Problem to work on => In the entries below, identify every line with the string "term" and copy it.

Entries =>

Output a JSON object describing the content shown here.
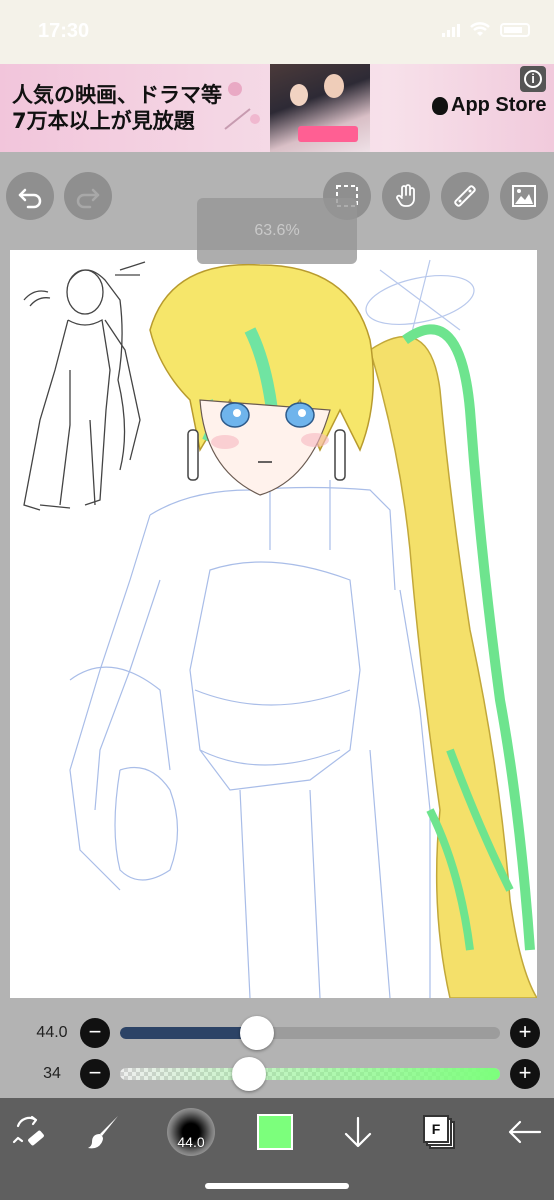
{
  "status_bar": {
    "time": "17:30"
  },
  "ad": {
    "line1": "人気の映画、ドラマ等",
    "line2": "7万本以上が見放題",
    "store_label": "App Store",
    "info_label": "i"
  },
  "zoom": {
    "label": "63.6%"
  },
  "sliders": {
    "brush_size": {
      "value": "44.0",
      "level_fraction": 0.36
    },
    "opacity": {
      "value": "34",
      "level_fraction": 0.34
    }
  },
  "bottom_bar": {
    "brush_size_label": "44.0",
    "layers_label": "F",
    "current_color": "#7cff7c"
  },
  "colors": {
    "toolbar_bg": "#b3b3b3",
    "button_bg": "#8f8f8f",
    "bottom_bar_bg": "#5f5f5f",
    "slider_fill": "#2c4366"
  },
  "icons": [
    "undo-icon",
    "redo-icon",
    "selection-icon",
    "hand-tool-icon",
    "ruler-icon",
    "image-icon",
    "transform-icon",
    "brush-icon",
    "move-down-icon",
    "back-arrow-icon"
  ]
}
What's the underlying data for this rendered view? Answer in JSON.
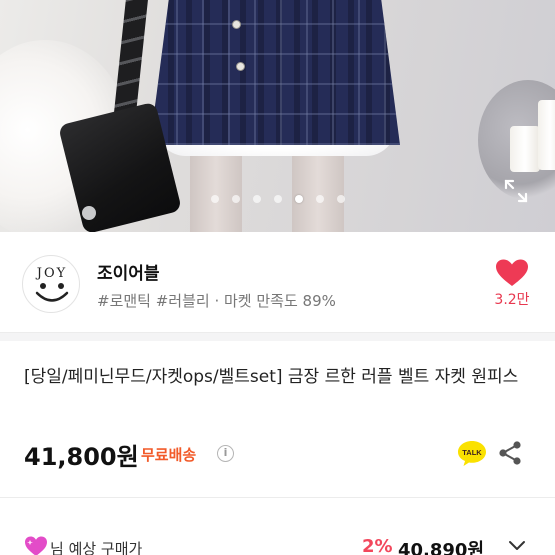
{
  "gallery": {
    "image_count": 7,
    "active_index": 4
  },
  "seller": {
    "name": "조이어블",
    "tags": "#로맨틱 #러블리 · 마켓 만족도 89%",
    "avatar_text": "JOY",
    "likes": "3.2만"
  },
  "product": {
    "title": "[당일/페미닌무드/자켓ops/벨트set] 금장 르한 러플 벨트 자켓 원피스",
    "price": "41,800원",
    "shipping": "무료배송",
    "talk_label": "TALK"
  },
  "expected": {
    "label": "님 예상 구매가",
    "discount": "2%",
    "price": "40,890원"
  },
  "colors": {
    "accent": "#e8384f",
    "shipping": "#f25a29",
    "talk": "#fae100"
  }
}
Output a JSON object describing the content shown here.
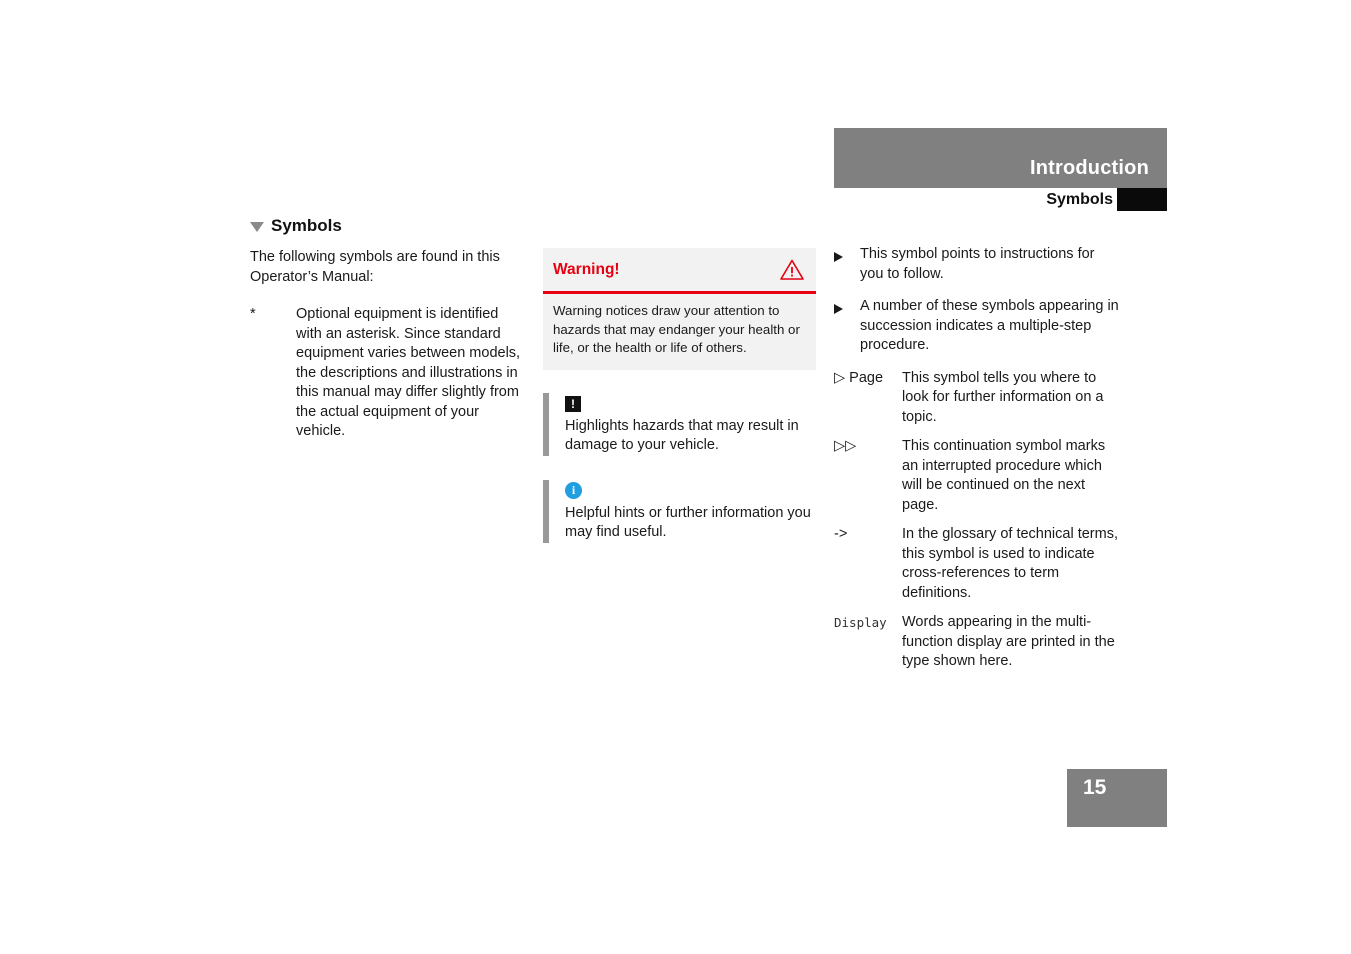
{
  "header": {
    "title": "Introduction",
    "subtitle": "Symbols"
  },
  "column1": {
    "heading": "Symbols",
    "intro": "The following symbols are found in this Operator’s Manual:",
    "asterisk_mark": "*",
    "asterisk_text": "Optional equipment is identified with an asterisk. Since standard equipment varies between models, the descriptions and illustrations in this manual may differ slightly from the actual equipment of your vehicle."
  },
  "column2": {
    "warning": {
      "title": "Warning!",
      "body": "Warning notices draw your attention to hazards that may endanger your health or life, or the health or life of others.",
      "icon": "warning-triangle-icon",
      "accent_color": "#e60012",
      "background_color": "#f2f2f2"
    },
    "notices": [
      {
        "icon": "exclamation-box-icon",
        "text": "Highlights hazards that may result in damage to your vehicle."
      },
      {
        "icon": "info-circle-icon",
        "text": "Helpful hints or further information you may find useful."
      }
    ],
    "exclaim_glyph": "!",
    "info_glyph": "i"
  },
  "column3": {
    "bullets": [
      "This symbol points to instructions for you to follow.",
      "A number of these symbols appearing in succession indicates a multiple-step procedure."
    ],
    "definitions": [
      {
        "term": "▷ Page",
        "mono": false,
        "desc": "This symbol tells you where to look for further information on a topic."
      },
      {
        "term": "▷▷",
        "mono": false,
        "desc": "This continuation symbol marks an interrupted procedure which will be continued on the next page."
      },
      {
        "term": "->",
        "mono": false,
        "desc": "In the glossary of technical terms, this symbol is used to indicate cross-references to term definitions."
      },
      {
        "term": "Display",
        "mono": true,
        "desc": "Words appearing in the multi-function display are printed in the type shown here."
      }
    ]
  },
  "footer": {
    "page_number": "15"
  }
}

Final result =>
        "term": "▷ Page",
        "term": "▷▷",
        "term": "->",
        "desc": "In the glossary of technical terms, this symbol is used to indicate cross-references to term definitions."
        "term": "Display",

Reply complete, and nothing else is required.